Job:
Look through the lines below and extract any with the word "международного".

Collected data
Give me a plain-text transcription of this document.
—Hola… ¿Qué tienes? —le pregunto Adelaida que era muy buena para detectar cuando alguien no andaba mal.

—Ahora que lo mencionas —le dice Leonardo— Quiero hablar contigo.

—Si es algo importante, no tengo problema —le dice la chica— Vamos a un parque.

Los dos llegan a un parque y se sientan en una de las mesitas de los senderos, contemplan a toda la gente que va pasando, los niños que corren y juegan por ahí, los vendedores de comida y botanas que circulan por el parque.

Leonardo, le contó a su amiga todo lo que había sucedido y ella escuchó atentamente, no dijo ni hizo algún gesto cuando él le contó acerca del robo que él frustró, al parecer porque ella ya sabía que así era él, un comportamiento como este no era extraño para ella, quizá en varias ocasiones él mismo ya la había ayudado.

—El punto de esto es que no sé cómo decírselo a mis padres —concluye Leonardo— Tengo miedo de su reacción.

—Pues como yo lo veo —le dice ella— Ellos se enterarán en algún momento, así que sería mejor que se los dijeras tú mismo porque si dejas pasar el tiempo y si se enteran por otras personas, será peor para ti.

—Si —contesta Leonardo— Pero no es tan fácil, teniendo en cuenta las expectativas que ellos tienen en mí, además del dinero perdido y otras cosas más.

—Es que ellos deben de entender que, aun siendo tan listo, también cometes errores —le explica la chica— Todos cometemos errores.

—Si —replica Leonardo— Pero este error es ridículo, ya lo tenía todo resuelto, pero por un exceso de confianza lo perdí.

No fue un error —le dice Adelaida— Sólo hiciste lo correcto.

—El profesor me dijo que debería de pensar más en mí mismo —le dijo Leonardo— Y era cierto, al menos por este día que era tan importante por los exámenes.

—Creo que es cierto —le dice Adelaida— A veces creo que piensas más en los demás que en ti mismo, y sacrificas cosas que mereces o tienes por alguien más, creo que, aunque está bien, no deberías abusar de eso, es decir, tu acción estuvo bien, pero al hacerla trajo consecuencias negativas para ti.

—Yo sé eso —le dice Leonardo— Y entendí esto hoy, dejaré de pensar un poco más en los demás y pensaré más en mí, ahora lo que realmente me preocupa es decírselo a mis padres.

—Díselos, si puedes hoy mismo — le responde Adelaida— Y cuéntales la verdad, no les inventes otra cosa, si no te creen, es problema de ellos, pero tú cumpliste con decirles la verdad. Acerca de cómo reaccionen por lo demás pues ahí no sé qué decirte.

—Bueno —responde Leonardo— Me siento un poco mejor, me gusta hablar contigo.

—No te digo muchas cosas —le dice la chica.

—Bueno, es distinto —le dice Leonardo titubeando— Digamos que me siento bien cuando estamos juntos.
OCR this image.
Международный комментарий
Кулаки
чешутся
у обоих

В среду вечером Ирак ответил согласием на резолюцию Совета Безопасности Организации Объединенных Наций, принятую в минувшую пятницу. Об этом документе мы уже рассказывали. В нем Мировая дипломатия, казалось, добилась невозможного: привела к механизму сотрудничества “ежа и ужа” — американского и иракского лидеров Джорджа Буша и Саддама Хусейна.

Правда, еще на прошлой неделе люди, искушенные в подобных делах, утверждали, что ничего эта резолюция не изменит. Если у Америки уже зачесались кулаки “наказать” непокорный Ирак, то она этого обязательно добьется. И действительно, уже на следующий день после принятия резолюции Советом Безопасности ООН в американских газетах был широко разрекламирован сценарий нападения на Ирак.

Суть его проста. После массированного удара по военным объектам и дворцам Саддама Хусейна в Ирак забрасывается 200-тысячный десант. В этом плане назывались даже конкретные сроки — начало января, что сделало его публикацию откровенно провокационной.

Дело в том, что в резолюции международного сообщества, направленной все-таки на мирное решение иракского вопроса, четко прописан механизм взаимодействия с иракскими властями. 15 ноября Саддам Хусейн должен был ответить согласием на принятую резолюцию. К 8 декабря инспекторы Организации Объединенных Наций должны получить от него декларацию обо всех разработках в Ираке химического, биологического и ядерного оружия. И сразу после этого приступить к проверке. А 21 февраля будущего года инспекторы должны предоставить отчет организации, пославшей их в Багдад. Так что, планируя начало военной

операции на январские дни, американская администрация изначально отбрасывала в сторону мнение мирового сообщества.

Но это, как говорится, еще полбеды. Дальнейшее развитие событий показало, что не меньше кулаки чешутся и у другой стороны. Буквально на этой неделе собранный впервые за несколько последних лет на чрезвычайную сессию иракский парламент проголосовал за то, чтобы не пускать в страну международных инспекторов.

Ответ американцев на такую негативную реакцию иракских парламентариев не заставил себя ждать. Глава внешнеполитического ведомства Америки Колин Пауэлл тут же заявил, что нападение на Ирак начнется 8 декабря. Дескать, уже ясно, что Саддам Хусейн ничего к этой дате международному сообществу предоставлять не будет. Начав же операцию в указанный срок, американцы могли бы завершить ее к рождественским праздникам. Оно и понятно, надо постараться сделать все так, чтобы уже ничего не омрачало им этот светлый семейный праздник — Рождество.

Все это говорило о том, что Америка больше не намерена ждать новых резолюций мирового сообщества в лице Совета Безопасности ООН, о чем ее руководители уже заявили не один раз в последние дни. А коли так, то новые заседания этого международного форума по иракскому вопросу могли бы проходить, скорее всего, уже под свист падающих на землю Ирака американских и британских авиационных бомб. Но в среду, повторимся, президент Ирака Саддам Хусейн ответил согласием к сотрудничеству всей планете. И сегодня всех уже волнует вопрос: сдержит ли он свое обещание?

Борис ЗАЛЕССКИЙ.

The solution:
Дело в том, что в резолюции международного сообщества, направленной все-таки на мирное решение иракского вопроса, четко прописан механизм взаимодействия с иракскими властями. 15 ноября Саддам Хусейн должен был ответить согласием на принятую резолюцию. К 8 декабря инспекторы Организации Объединенных Наций должны получить от него декларацию обо всех разработках в Ираке химического, биологического и ядерного оружия. И сразу после этого приступить к проверке. А 21 февраля будущего года инспекторы должны предоставить отчет организации, пославшей их в Багдад. Так что, планируя начало военной
Все это говорило о том, что Америка больше не намерена ждать новых резолюций мирового сообщества в лице Совета Безопасности ООН, о чем ее руководители уже заявили не один раз в последние дни. А коли так, то новые заседания этого международного форума по иракскому вопросу могли бы проходить, скорее всего, уже под свист падающих на землю Ирака американских и британских авиационных бомб. Но в среду, повторимся, президент Ирака Саддам Хусейн ответил согласием к сотрудничеству всей планете. И сегодня всех уже волнует вопрос: сдержит ли он свое обещание?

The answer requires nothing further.